— DATA SUPPLIED —
______

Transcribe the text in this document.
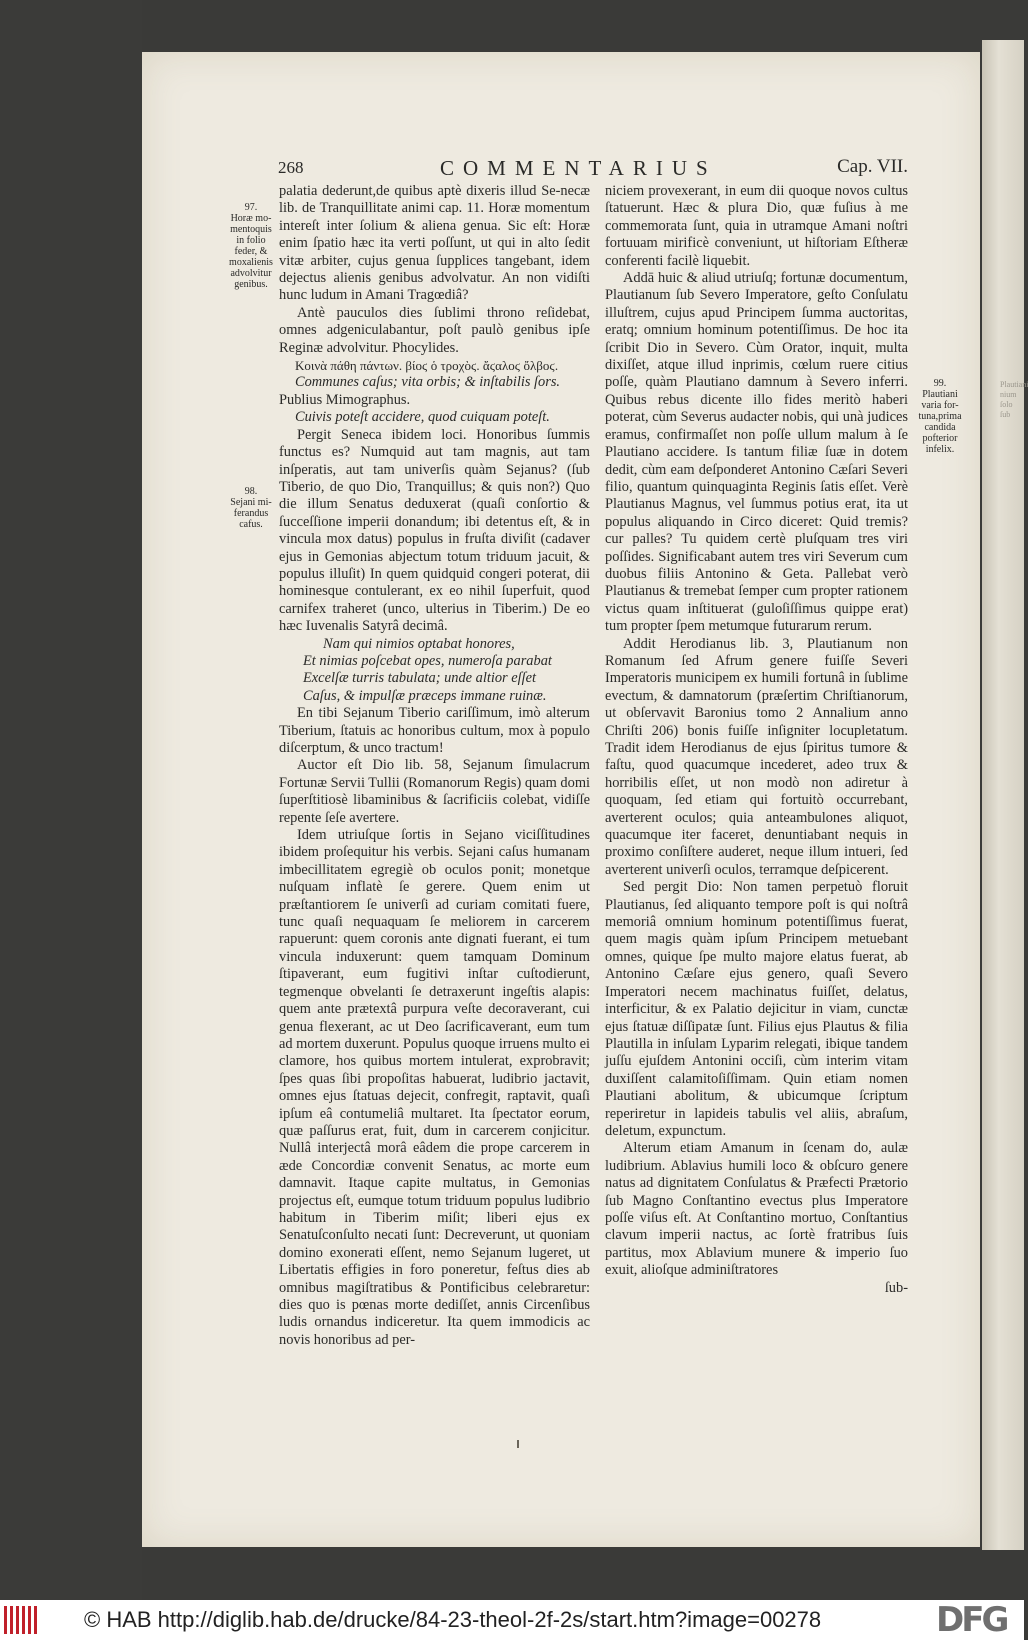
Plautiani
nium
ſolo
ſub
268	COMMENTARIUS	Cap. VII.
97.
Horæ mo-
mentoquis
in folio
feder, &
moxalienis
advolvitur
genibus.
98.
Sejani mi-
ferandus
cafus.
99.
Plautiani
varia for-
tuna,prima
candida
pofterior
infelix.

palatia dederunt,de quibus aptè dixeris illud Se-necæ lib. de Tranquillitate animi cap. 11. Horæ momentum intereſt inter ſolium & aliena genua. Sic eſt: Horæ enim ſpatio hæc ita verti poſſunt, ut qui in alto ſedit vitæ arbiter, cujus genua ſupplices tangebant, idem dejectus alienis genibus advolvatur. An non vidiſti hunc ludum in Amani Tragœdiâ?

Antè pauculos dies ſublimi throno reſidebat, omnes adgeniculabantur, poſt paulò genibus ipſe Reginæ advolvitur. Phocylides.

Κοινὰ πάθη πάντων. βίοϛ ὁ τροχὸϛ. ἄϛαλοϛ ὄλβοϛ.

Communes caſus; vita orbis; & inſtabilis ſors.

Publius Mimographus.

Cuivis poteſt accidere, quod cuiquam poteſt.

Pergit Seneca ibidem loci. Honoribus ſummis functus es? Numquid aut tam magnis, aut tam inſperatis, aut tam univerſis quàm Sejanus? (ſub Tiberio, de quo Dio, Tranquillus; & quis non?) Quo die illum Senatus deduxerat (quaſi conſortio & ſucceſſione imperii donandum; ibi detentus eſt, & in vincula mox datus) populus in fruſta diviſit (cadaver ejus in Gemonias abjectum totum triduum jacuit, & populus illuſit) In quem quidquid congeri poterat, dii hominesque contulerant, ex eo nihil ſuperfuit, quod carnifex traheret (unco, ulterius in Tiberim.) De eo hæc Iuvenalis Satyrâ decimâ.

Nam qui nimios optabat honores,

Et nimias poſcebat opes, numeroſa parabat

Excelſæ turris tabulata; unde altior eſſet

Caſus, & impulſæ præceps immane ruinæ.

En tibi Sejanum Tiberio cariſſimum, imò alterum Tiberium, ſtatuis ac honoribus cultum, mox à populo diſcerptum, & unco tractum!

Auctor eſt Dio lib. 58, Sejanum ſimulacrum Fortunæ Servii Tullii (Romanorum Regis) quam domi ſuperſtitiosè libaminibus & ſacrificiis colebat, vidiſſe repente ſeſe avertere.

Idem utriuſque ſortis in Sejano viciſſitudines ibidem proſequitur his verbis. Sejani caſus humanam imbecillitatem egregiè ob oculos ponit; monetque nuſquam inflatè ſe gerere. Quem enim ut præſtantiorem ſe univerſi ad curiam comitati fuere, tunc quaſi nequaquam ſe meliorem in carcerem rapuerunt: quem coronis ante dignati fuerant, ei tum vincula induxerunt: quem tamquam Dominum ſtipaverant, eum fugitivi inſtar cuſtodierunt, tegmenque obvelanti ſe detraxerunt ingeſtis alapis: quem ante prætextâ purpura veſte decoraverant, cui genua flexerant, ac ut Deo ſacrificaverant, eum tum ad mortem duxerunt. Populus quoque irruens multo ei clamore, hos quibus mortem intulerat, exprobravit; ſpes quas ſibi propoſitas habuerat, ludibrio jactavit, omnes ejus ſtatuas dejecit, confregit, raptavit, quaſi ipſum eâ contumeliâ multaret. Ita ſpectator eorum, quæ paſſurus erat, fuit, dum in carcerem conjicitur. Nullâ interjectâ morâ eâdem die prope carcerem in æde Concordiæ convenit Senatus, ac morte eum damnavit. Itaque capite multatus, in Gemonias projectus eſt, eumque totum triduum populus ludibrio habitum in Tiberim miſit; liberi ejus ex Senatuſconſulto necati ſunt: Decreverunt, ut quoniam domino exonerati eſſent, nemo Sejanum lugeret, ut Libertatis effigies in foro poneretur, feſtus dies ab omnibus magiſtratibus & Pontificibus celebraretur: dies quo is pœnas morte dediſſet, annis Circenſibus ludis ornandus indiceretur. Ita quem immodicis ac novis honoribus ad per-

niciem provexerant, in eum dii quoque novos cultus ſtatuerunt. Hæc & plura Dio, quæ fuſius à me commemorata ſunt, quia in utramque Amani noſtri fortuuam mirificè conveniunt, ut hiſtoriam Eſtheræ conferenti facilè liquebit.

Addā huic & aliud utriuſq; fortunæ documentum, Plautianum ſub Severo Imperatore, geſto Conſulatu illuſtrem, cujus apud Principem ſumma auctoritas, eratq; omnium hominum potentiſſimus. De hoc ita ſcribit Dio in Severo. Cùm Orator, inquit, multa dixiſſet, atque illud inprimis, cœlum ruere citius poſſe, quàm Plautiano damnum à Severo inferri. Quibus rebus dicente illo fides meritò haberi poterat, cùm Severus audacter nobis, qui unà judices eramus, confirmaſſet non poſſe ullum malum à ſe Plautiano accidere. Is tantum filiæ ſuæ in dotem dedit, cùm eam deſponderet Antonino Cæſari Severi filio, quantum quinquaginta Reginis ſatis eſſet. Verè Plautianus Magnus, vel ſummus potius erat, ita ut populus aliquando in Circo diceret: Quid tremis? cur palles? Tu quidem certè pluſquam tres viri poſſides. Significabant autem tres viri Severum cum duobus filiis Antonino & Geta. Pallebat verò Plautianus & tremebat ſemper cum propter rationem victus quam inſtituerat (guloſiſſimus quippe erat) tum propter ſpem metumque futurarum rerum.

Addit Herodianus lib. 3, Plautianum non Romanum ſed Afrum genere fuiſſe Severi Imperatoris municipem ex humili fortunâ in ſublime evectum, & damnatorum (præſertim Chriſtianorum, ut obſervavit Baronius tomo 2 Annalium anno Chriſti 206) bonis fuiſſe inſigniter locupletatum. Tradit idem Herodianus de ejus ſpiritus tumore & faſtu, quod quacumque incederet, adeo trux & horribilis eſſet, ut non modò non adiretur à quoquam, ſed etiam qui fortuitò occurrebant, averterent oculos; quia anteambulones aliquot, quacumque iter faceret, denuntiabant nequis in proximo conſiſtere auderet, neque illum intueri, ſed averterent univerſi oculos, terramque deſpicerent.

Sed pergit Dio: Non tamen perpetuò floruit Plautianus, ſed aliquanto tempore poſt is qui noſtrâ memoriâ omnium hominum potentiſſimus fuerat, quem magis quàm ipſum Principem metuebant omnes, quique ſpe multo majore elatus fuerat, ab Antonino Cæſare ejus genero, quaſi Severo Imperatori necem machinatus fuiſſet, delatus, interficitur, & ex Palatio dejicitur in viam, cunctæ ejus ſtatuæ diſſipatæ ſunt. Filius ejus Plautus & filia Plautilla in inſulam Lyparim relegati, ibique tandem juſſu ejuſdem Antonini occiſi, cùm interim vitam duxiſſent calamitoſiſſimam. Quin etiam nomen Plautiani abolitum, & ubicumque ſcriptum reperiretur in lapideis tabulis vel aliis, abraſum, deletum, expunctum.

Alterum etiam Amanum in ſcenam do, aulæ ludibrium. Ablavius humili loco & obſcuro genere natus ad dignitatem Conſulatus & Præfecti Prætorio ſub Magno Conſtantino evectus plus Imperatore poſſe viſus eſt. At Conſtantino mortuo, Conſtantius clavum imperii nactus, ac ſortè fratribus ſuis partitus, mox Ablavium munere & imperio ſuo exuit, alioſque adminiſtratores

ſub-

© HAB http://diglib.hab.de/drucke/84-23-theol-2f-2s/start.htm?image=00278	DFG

______

— WORK REQUIRED —
Leaving out the pictures, print every record exactly as written.

— ANSWER SPACE —
Transcribe the text in this document.
Plautiani
nium
ſolo
ſub
268	COMMENTARIUS	Cap. VII.
97.
Horæ mo-
mentoquis
in folio
feder, &
moxalienis
advolvitur
genibus.
98.
Sejani mi-
ferandus
cafus.
99.
Plautiani
varia for-
tuna,prima
candida
pofterior
infelix.

palatia dederunt,de quibus aptè dixeris illud Se-necæ lib. de Tranquillitate animi cap. 11. Horæ momentum intereſt inter ſolium & aliena genua. Sic eſt: Horæ enim ſpatio hæc ita verti poſſunt, ut qui in alto ſedit vitæ arbiter, cujus genua ſupplices tangebant, idem dejectus alienis genibus advolvatur. An non vidiſti hunc ludum in Amani Tragœdiâ?

Antè pauculos dies ſublimi throno reſidebat, omnes adgeniculabantur, poſt paulò genibus ipſe Reginæ advolvitur. Phocylides.

Κοινὰ πάθη πάντων. βίοϛ ὁ τροχὸϛ. ἄϛαλοϛ ὄλβοϛ.

Communes caſus; vita orbis; & inſtabilis ſors.

Publius Mimographus.

Cuivis poteſt accidere, quod cuiquam poteſt.

Pergit Seneca ibidem loci. Honoribus ſummis functus es? Numquid aut tam magnis, aut tam inſperatis, aut tam univerſis quàm Sejanus? (ſub Tiberio, de quo Dio, Tranquillus; & quis non?) Quo die illum Senatus deduxerat (quaſi conſortio & ſucceſſione imperii donandum; ibi detentus eſt, & in vincula mox datus) populus in fruſta diviſit (cadaver ejus in Gemonias abjectum totum triduum jacuit, & populus illuſit) In quem quidquid congeri poterat, dii hominesque contulerant, ex eo nihil ſuperfuit, quod carnifex traheret (unco, ulterius in Tiberim.) De eo hæc Iuvenalis Satyrâ decimâ.

Nam qui nimios optabat honores,

Et nimias poſcebat opes, numeroſa parabat

Excelſæ turris tabulata; unde altior eſſet

Caſus, & impulſæ præceps immane ruinæ.

En tibi Sejanum Tiberio cariſſimum, imò alterum Tiberium, ſtatuis ac honoribus cultum, mox à populo diſcerptum, & unco tractum!

Auctor eſt Dio lib. 58, Sejanum ſimulacrum Fortunæ Servii Tullii (Romanorum Regis) quam domi ſuperſtitiosè libaminibus & ſacrificiis colebat, vidiſſe repente ſeſe avertere.

Idem utriuſque ſortis in Sejano viciſſitudines ibidem proſequitur his verbis. Sejani caſus humanam imbecillitatem egregiè ob oculos ponit; monetque nuſquam inflatè ſe gerere. Quem enim ut præſtantiorem ſe univerſi ad curiam comitati fuere, tunc quaſi nequaquam ſe meliorem in carcerem rapuerunt: quem coronis ante dignati fuerant, ei tum vincula induxerunt: quem tamquam Dominum ſtipaverant, eum fugitivi inſtar cuſtodierunt, tegmenque obvelanti ſe detraxerunt ingeſtis alapis: quem ante prætextâ purpura veſte decoraverant, cui genua flexerant, ac ut Deo ſacrificaverant, eum tum ad mortem duxerunt. Populus quoque irruens multo ei clamore, hos quibus mortem intulerat, exprobravit; ſpes quas ſibi propoſitas habuerat, ludibrio jactavit, omnes ejus ſtatuas dejecit, confregit, raptavit, quaſi ipſum eâ contumeliâ multaret. Ita ſpectator eorum, quæ paſſurus erat, fuit, dum in carcerem conjicitur. Nullâ interjectâ morâ eâdem die prope carcerem in æde Concordiæ convenit Senatus, ac morte eum damnavit. Itaque capite multatus, in Gemonias projectus eſt, eumque totum triduum populus ludibrio habitum in Tiberim miſit; liberi ejus ex Senatuſconſulto necati ſunt: Decreverunt, ut quoniam domino exonerati eſſent, nemo Sejanum lugeret, ut Libertatis effigies in foro poneretur, feſtus dies ab omnibus magiſtratibus & Pontificibus celebraretur: dies quo is pœnas morte dediſſet, annis Circenſibus ludis ornandus indiceretur. Ita quem immodicis ac novis honoribus ad per-

niciem provexerant, in eum dii quoque novos cultus ſtatuerunt. Hæc & plura Dio, quæ fuſius à me commemorata ſunt, quia in utramque Amani noſtri fortuuam mirificè conveniunt, ut hiſtoriam Eſtheræ conferenti facilè liquebit.

Addā huic & aliud utriuſq; fortunæ documentum, Plautianum ſub Severo Imperatore, geſto Conſulatu illuſtrem, cujus apud Principem ſumma auctoritas, eratq; omnium hominum potentiſſimus. De hoc ita ſcribit Dio in Severo. Cùm Orator, inquit, multa dixiſſet, atque illud inprimis, cœlum ruere citius poſſe, quàm Plautiano damnum à Severo inferri. Quibus rebus dicente illo fides meritò haberi poterat, cùm Severus audacter nobis, qui unà judices eramus, confirmaſſet non poſſe ullum malum à ſe Plautiano accidere. Is tantum filiæ ſuæ in dotem dedit, cùm eam deſponderet Antonino Cæſari Severi filio, quantum quinquaginta Reginis ſatis eſſet. Verè Plautianus Magnus, vel ſummus potius erat, ita ut populus aliquando in Circo diceret: Quid tremis? cur palles? Tu quidem certè pluſquam tres viri poſſides. Significabant autem tres viri Severum cum duobus filiis Antonino & Geta. Pallebat verò Plautianus & tremebat ſemper cum propter rationem victus quam inſtituerat (guloſiſſimus quippe erat) tum propter ſpem metumque futurarum rerum.

Addit Herodianus lib. 3, Plautianum non Romanum ſed Afrum genere fuiſſe Severi Imperatoris municipem ex humili fortunâ in ſublime evectum, & damnatorum (præſertim Chriſtianorum, ut obſervavit Baronius tomo 2 Annalium anno Chriſti 206) bonis fuiſſe inſigniter locupletatum. Tradit idem Herodianus de ejus ſpiritus tumore & faſtu, quod quacumque incederet, adeo trux & horribilis eſſet, ut non modò non adiretur à quoquam, ſed etiam qui fortuitò occurrebant, averterent oculos; quia anteambulones aliquot, quacumque iter faceret, denuntiabant nequis in proximo conſiſtere auderet, neque illum intueri, ſed averterent univerſi oculos, terramque deſpicerent.

Sed pergit Dio: Non tamen perpetuò floruit Plautianus, ſed aliquanto tempore poſt is qui noſtrâ memoriâ omnium hominum potentiſſimus fuerat, quem magis quàm ipſum Principem metuebant omnes, quique ſpe multo majore elatus fuerat, ab Antonino Cæſare ejus genero, quaſi Severo Imperatori necem machinatus fuiſſet, delatus, interficitur, & ex Palatio dejicitur in viam, cunctæ ejus ſtatuæ diſſipatæ ſunt. Filius ejus Plautus & filia Plautilla in inſulam Lyparim relegati, ibique tandem juſſu ejuſdem Antonini occiſi, cùm interim vitam duxiſſent calamitoſiſſimam. Quin etiam nomen Plautiani abolitum, & ubicumque ſcriptum reperiretur in lapideis tabulis vel aliis, abraſum, deletum, expunctum.

Alterum etiam Amanum in ſcenam do, aulæ ludibrium. Ablavius humili loco & obſcuro genere natus ad dignitatem Conſulatus & Præfecti Prætorio ſub Magno Conſtantino evectus plus Imperatore poſſe viſus eſt. At Conſtantino mortuo, Conſtantius clavum imperii nactus, ac ſortè fratribus ſuis partitus, mox Ablavium munere & imperio ſuo exuit, alioſque adminiſtratores

ſub-

© HAB http://diglib.hab.de/drucke/84-23-theol-2f-2s/start.htm?image=00278	DFG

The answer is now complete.